_Texto fornecido_

⟨

ESPECIALISTAS NA DESCONTEXTUALIZAÇÃO

(...) Não basta disponibilizar um microfone a um governante, pois torna-se necessário conhecer senão todas pelo menos algumas variáveis do que se está a abordar.
Acabo de seguir o Telejornal da RTP-M. Abriu com uma peça, requentada, sobre o insucesso e abandono da escola, onde a Região da Madeira, num estudo do INE, aparece na cauda das regiões do País. E a RTP-M foi ouvir, a solo, o Secretário Regional da Educação. Dois aspectos ressaltaram das suas palavras: primeiro, que a Madeira não trabalha para as estatísticas, pelo que, os alunos vão continuar a chumbar; segundo, que há uma proposta a circular que defende que os alunos não devem chumbar no ensino básico.
A proposta pertence ao grupo parlamentar do PS. Dita de forma intencionalmente apressada e descontextualizada, induz o ouvinte em uma leitura de processo absolutamente inverdadeira. Aqui ficam alguns pontos do Artigo 9º do referido Regime Jurídico do Sistema Educativo Regional:
1. No ensino básico, o processo de avaliação das aprendizagens dos alunos é de natureza contínua e formativa e a sua arquitectura, caracteriza-se por formas simples mas objectivas, centradas nas competências adquiridas, da responsabilidade do Conselho Pedagógico de cada estabelecimento de educação e de ensino, ouvidos os respectivos departamentos disciplinares.
2. Os alunos que demonstrem fragilidades devem ser, de imediato, objecto de intervenção em contexto de sala de aula. Se após essa aplicação de medidas compensadoras mantiverem fragilidades em uma ou mais disciplinas curriculares, obrigatória e imediatamente, beneficiarão de apoio acrescido nessas disciplinas.

⟩

_Conteúdo dos dados_

⟨

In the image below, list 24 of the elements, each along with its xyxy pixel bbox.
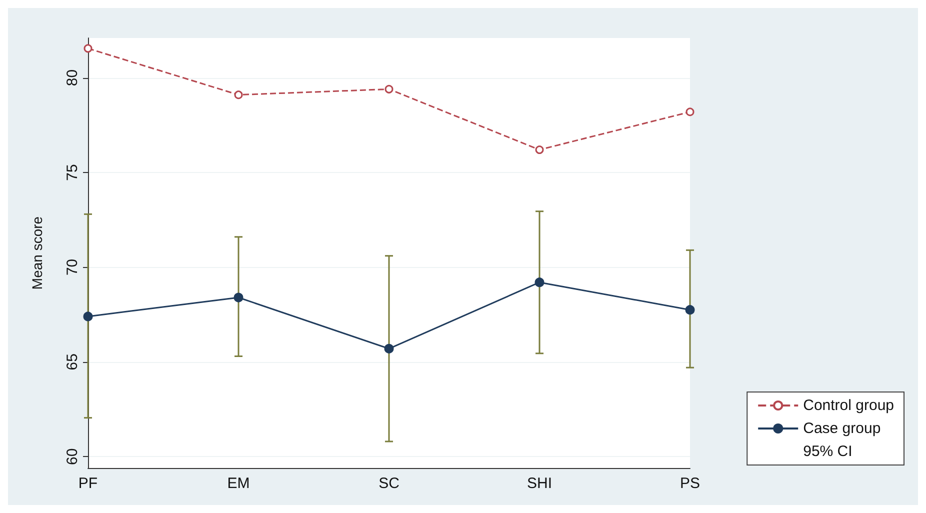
y-tick-label: 70 xyxy=(64,258,81,276)
point xyxy=(686,108,694,116)
point xyxy=(234,90,243,100)
x-tick-label: PF xyxy=(78,475,98,492)
point xyxy=(384,344,394,354)
point xyxy=(234,292,244,302)
y-tick-label: 80 xyxy=(64,69,81,86)
legend-label: Case group xyxy=(803,420,881,437)
point xyxy=(84,44,92,53)
y-tick-label: 65 xyxy=(64,354,81,370)
point xyxy=(83,312,93,322)
point xyxy=(534,278,544,288)
y-axis-title: Mean score xyxy=(29,216,45,290)
y-tick-label: 60 xyxy=(64,448,81,465)
point xyxy=(384,84,394,94)
legend-label: Control group xyxy=(803,397,894,414)
x-tick-label: PS xyxy=(680,475,700,492)
x-tick-label: EM xyxy=(227,475,250,492)
x-tick-label: SC xyxy=(378,475,400,492)
point xyxy=(685,305,695,315)
point xyxy=(535,146,544,154)
x-tick-label: SHI xyxy=(526,475,552,492)
y-tick-label: 75 xyxy=(64,164,81,181)
text: 95% CI xyxy=(803,443,852,460)
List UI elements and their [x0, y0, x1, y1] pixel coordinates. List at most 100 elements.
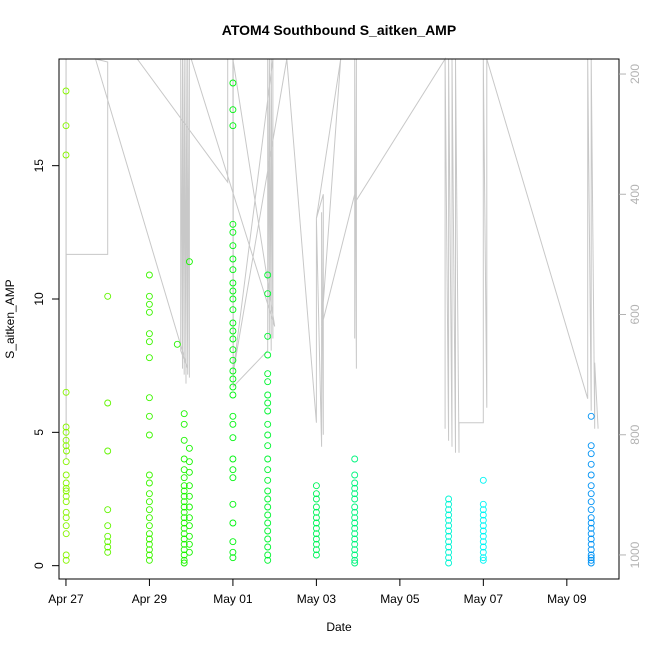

⟩

_Tarefa 1_
No texto sobre o insucesso escolar na Madeira, a que grupo parlamentar pertence a proposta segundo a qual os alunos não devem chumbar no ensino básico?
_Tarefa 2_
Continue o texto sobre o insucesso escolar na Madeira a partir da última frase apresentada.
Os itens não têm qualquer relação com o texto.

_Resposta do exercício 1_
Ao grupo parlamentar do PS.

_Resposta do exercício 2_
(...)

7. Não há retenções no ensino básico, salvo casos devidamente estudados e fundamentados em relatório do Conselho de Turma, onde conste, circunstanciadamente, o desenvolvimento do processo à luz do ponto 2) deste artigo.
Ora, isto é substancialmente diferente que sublinhar que a passagem de ano é obrigatória e que, por essa via, se melhoram os dados estatísticos. Para além deste aspecto, o Senhor Secretário da Educação deveria saber que um aluno que repete um ano lectivo custa cerca de € 6.000,00 ao erário público e que é economicamente mais barato investir, precocemente, nos primeiros sinais de fragilidade na aprendizagem. É assim por essa Europa fora e sobretudo nos países que servem de referência. A proposta do PS, neste aspecto, não traz nada de novo. O que o Senhor Secretário não fala, porque não lhe interessa, é na deficiente organização do sistema educativo ao nível regional e ao nível de escola; não fala na infernal burocracia que despeja sobre os estabelecimentos de educação e ensino; não fala das carências sociais que por aí andam, isto é, na pobreza que se reflecte na escola; não fala do excessivo número de alunos por escola e por turma; não fala da falta de investimento por carências orçamentais; não fala das atitudes políticas desprestigiantes que estão a afectar a classe docente e com reflexos na aprendizagem. Destes assuntos não fala e eu sei bem porquê!
Uma nota final, desta feita, infelizmente, para a RTP-Madeira. Apesar de não constituir notícia, o tema não deixa de ser importante. Daí que o contraditório se justificava, quando, no caso em apreço, foi "atacado" um projecto legislativo apresentado por um partido da oposição. Ouvir, unilateralmente, não me pareceu correcto, pelo que ficou a RTP, deste modo, com uma imagem muito pouco consentânea com o dever de isenção. Depois, julgo eu, não basta disponibilizar um microfone a um governante, pois torna-se necessário conhecer senão todas pelo menos algumas variáveis, as mais importantes, do que se está a abordar. Trata-se, apenas, de um desabafo, porque não brinco com a EDUCAÇÃO. É demasiado sério este sector para "partidarites". É um sector muito complexo e sensível do qual depende o nosso futuro colectivo.
Ilustração: Google Imagens.

2 comentários:

Telespectador disse...

Sr. Deputado
Já o ouvi taaaantas vezes na RTPM a falar da sua proposta...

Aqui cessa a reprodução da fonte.